Exercise requirements:
Reproduce every entry in the listing without alteration.

Source material:
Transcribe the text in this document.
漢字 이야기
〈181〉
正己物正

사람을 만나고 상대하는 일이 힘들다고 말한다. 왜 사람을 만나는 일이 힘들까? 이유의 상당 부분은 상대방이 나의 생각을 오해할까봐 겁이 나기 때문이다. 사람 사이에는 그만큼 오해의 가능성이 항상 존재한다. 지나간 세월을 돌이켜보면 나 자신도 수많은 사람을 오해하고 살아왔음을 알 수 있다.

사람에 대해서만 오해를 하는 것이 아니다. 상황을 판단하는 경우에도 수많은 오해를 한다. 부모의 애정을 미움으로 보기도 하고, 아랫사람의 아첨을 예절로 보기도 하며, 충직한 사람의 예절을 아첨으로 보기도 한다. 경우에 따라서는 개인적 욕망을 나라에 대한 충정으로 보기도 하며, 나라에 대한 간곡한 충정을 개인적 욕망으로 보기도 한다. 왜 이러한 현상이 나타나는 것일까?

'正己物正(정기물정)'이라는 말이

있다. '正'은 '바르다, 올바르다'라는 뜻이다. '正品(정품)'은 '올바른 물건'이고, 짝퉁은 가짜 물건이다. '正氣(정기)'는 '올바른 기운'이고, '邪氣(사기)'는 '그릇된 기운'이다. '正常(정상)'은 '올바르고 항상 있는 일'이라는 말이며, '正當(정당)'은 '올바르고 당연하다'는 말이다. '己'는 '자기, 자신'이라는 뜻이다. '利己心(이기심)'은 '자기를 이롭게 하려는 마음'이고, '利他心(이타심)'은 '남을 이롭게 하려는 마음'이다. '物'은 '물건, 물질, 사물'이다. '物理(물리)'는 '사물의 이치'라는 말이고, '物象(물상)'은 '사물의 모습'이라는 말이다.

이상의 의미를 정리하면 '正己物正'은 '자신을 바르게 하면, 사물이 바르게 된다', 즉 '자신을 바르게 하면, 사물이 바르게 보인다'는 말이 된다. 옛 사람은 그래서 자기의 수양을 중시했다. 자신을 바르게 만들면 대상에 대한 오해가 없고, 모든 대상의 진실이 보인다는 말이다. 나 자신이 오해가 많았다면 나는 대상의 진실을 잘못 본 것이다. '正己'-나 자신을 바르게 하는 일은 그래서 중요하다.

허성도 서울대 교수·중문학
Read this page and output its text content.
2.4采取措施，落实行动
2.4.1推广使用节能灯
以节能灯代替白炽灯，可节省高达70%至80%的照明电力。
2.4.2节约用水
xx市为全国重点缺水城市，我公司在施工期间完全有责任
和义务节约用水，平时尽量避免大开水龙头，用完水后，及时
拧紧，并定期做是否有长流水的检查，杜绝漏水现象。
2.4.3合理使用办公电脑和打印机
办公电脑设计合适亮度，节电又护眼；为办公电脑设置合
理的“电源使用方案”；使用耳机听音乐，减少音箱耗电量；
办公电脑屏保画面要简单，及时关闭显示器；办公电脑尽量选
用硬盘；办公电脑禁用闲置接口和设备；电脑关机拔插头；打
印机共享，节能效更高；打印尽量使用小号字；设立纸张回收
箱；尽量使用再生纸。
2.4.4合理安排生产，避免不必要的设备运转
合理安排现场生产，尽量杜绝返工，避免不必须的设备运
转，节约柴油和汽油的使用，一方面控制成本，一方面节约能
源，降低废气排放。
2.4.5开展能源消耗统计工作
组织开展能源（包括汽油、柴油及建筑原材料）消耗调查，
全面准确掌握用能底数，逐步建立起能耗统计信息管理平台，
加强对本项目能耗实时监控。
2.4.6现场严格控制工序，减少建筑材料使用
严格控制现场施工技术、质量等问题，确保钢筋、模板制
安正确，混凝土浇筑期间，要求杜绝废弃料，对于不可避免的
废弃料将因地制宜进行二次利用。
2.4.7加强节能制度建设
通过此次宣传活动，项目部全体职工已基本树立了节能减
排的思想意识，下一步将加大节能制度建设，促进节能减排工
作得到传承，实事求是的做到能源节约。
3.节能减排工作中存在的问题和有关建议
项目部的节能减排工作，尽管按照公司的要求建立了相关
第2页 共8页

Answer to this exercise:
Transcribe the text in this document.
漢字 이야기
〈181〉
正己物正

사람을 만나고 상대하는 일이 힘들다고 말한다. 왜 사람을 만나는 일이 힘들까? 이유의 상당 부분은 상대방이 나의 생각을 오해할까봐 겁이 나기 때문이다. 사람 사이에는 그만큼 오해의 가능성이 항상 존재한다. 지나간 세월을 돌이켜보면 나 자신도 수많은 사람을 오해하고 살아왔음을 알 수 있다.

사람에 대해서만 오해를 하는 것이 아니다. 상황을 판단하는 경우에도 수많은 오해를 한다. 부모의 애정을 미움으로 보기도 하고, 아랫사람의 아첨을 예절로 보기도 하며, 충직한 사람의 예절을 아첨으로 보기도 한다. 경우에 따라서는 개인적 욕망을 나라에 대한 충정으로 보기도 하며, 나라에 대한 간곡한 충정을 개인적 욕망으로 보기도 한다. 왜 이러한 현상이 나타나는 것일까?

'正己物正(정기물정)'이라는 말이

있다. '正'은 '바르다, 올바르다'라는 뜻이다. '正品(정품)'은 '올바른 물건'이고, 짝퉁은 가짜 물건이다. '正氣(정기)'는 '올바른 기운'이고, '邪氣(사기)'는 '그릇된 기운'이다. '正常(정상)'은 '올바르고 항상 있는 일'이라는 말이며, '正當(정당)'은 '올바르고 당연하다'는 말이다. '己'는 '자기, 자신'이라는 뜻이다. '利己心(이기심)'은 '자기를 이롭게 하려는 마음'이고, '利他心(이타심)'은 '남을 이롭게 하려는 마음'이다. '物'은 '물건, 물질, 사물'이다. '物理(물리)'는 '사물의 이치'라는 말이고, '物象(물상)'은 '사물의 모습'이라는 말이다.

이상의 의미를 정리하면 '正己物正'은 '자신을 바르게 하면, 사물이 바르게 된다', 즉 '자신을 바르게 하면, 사물이 바르게 보인다'는 말이 된다. 옛 사람은 그래서 자기의 수양을 중시했다. 자신을 바르게 만들면 대상에 대한 오해가 없고, 모든 대상의 진실이 보인다는 말이다. 나 자신이 오해가 많았다면 나는 대상의 진실을 잘못 본 것이다. '正己'-나 자신을 바르게 하는 일은 그래서 중요하다.

허성도 서울대 교수·중문학
Read this page and output its text content.
2.4采取措施，落实行动
2.4.1推广使用节能灯
以节能灯代替白炽灯，可节省高达70%至80%的照明电力。
2.4.2节约用水
xx市为全国重点缺水城市，我公司在施工期间完全有责任
和义务节约用水，平时尽量避免大开水龙头，用完水后，及时
拧紧，并定期做是否有长流水的检查，杜绝漏水现象。
2.4.3合理使用办公电脑和打印机
办公电脑设计合适亮度，节电又护眼；为办公电脑设置合
理的“电源使用方案”；使用耳机听音乐，减少音箱耗电量；
办公电脑屏保画面要简单，及时关闭显示器；办公电脑尽量选
用硬盘；办公电脑禁用闲置接口和设备；电脑关机拔插头；打
印机共享，节能效更高；打印尽量使用小号字；设立纸张回收
箱；尽量使用再生纸。
2.4.4合理安排生产，避免不必要的设备运转
合理安排现场生产，尽量杜绝返工，避免不必须的设备运
转，节约柴油和汽油的使用，一方面控制成本，一方面节约能
源，降低废气排放。
2.4.5开展能源消耗统计工作
组织开展能源（包括汽油、柴油及建筑原材料）消耗调查，
全面准确掌握用能底数，逐步建立起能耗统计信息管理平台，
加强对本项目能耗实时监控。
2.4.6现场严格控制工序，减少建筑材料使用
严格控制现场施工技术、质量等问题，确保钢筋、模板制
安正确，混凝土浇筑期间，要求杜绝废弃料，对于不可避免的
废弃料将因地制宜进行二次利用。
2.4.7加强节能制度建设
通过此次宣传活动，项目部全体职工已基本树立了节能减
排的思想意识，下一步将加大节能制度建设，促进节能减排工
作得到传承，实事求是的做到能源节约。
3.节能减排工作中存在的问题和有关建议
项目部的节能减排工作，尽管按照公司的要求建立了相关
第2页 共8页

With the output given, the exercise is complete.